━━ Exercise inputs ━━

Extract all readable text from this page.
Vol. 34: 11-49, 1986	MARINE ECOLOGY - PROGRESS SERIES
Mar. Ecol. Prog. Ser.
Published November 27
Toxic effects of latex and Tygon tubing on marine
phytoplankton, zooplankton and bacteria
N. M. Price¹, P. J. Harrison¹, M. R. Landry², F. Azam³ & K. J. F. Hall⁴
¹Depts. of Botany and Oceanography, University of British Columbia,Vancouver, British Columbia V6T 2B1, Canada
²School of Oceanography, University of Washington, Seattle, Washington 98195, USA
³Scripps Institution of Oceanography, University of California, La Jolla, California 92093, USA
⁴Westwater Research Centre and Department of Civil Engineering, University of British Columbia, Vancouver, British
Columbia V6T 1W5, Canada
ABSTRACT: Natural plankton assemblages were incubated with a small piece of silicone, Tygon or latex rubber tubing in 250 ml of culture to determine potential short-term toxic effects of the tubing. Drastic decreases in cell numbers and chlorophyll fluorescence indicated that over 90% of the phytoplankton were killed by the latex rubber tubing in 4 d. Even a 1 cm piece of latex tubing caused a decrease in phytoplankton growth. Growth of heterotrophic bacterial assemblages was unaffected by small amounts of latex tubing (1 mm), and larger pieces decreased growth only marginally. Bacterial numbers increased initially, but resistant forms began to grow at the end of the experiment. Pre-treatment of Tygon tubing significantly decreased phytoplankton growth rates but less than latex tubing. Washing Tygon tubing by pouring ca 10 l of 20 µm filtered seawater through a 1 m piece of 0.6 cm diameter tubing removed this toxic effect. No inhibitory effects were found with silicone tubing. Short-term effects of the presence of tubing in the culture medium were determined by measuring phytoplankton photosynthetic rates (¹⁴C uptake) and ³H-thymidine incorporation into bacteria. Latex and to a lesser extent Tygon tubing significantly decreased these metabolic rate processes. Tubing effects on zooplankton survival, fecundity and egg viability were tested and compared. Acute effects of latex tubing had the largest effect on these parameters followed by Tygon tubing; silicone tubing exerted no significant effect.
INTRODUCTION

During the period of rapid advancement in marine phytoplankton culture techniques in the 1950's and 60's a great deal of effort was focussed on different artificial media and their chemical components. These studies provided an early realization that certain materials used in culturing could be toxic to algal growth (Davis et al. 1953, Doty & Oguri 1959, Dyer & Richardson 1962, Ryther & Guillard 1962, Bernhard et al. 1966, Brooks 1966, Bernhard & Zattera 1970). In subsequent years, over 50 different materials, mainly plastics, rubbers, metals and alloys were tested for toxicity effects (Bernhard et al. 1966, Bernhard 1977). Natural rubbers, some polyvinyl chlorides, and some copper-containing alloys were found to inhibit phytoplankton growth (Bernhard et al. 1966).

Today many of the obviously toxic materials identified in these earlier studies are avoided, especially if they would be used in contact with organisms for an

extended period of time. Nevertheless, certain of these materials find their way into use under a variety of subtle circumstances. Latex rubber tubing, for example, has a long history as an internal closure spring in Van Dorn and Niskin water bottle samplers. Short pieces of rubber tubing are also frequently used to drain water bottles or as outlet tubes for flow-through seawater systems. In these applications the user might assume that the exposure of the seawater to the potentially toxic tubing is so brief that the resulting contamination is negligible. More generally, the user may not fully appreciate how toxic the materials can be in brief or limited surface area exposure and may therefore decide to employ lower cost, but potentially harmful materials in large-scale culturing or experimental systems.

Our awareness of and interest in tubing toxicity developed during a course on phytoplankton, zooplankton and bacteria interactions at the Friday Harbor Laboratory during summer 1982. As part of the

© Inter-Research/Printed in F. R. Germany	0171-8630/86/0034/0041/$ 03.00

━━━
━━ Exercise inputs ━━

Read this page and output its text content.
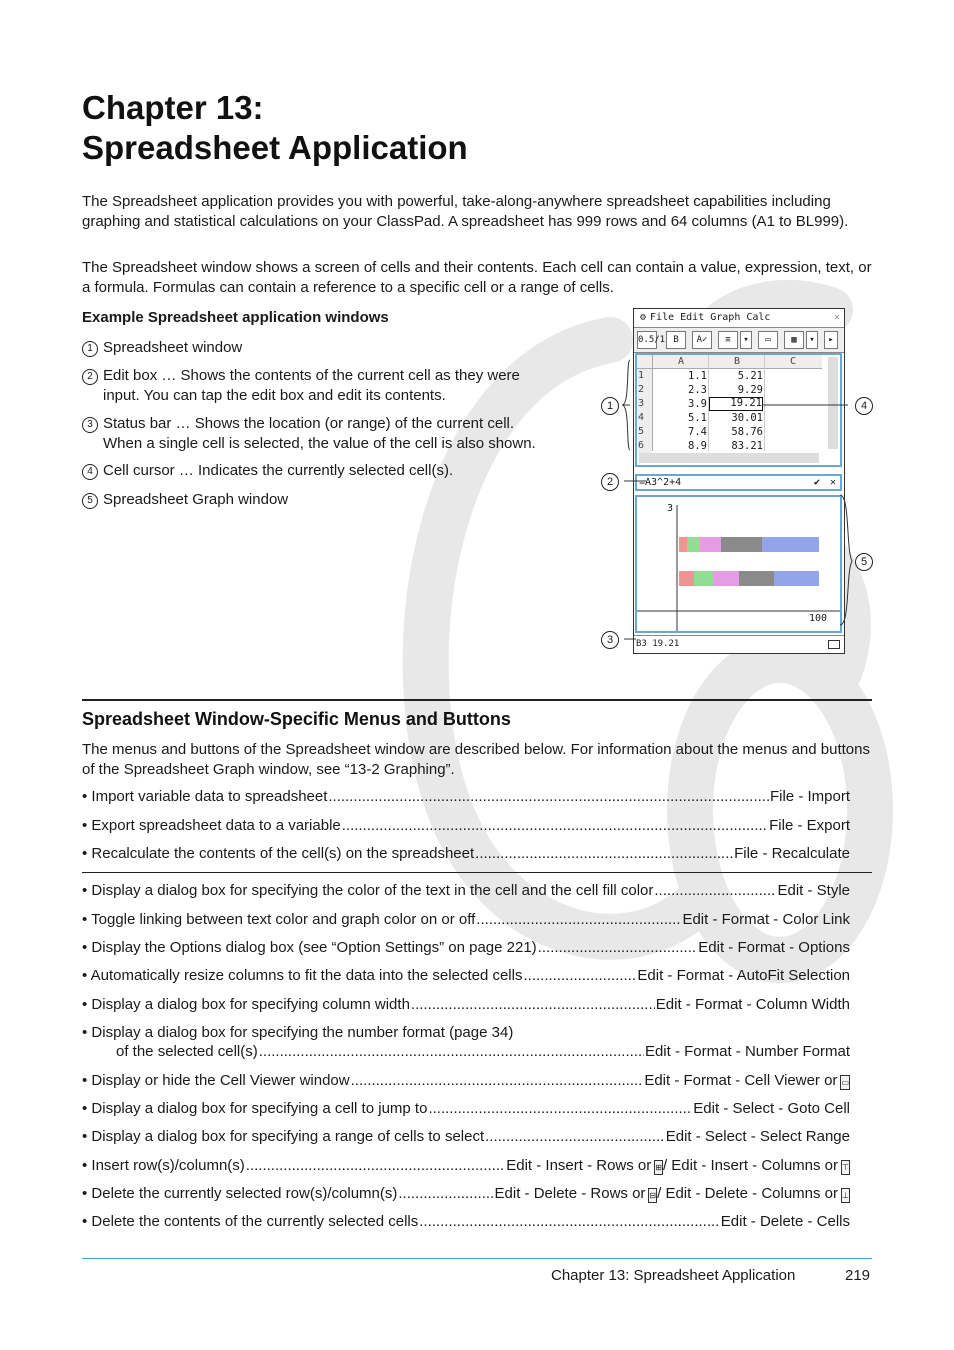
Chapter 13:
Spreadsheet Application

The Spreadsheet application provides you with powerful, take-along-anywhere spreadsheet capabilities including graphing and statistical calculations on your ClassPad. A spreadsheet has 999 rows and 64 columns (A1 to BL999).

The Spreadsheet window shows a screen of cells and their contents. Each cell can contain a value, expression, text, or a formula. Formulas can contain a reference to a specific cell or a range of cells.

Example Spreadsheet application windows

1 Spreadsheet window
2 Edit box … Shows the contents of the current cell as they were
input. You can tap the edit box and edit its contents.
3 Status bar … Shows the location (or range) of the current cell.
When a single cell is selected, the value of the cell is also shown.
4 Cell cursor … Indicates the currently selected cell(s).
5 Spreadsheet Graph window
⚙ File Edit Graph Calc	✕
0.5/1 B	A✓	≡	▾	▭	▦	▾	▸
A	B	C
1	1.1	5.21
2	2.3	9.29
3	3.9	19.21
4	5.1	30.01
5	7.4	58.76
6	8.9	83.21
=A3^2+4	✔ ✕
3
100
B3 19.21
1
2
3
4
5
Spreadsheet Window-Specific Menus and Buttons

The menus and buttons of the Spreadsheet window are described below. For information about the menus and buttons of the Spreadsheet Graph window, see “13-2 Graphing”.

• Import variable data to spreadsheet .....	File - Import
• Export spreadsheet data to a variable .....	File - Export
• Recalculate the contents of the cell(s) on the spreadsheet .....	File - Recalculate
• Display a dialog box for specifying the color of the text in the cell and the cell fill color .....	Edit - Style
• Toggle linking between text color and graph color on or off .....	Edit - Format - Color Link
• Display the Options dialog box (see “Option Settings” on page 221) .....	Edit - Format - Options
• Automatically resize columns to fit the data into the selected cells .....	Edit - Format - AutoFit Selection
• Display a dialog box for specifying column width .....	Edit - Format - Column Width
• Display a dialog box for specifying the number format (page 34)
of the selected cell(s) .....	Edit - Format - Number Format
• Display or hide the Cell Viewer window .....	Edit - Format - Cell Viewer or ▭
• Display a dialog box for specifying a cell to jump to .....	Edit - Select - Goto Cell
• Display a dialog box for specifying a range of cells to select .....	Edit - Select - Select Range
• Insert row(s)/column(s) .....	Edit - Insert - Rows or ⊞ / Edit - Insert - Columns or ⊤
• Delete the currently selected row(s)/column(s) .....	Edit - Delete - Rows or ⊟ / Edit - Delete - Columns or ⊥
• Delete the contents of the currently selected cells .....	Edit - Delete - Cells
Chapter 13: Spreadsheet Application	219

━━━

[What needs to be done]
Count the lines of the records that include the word "data", please, and report the number alone.

[Response to the task]
3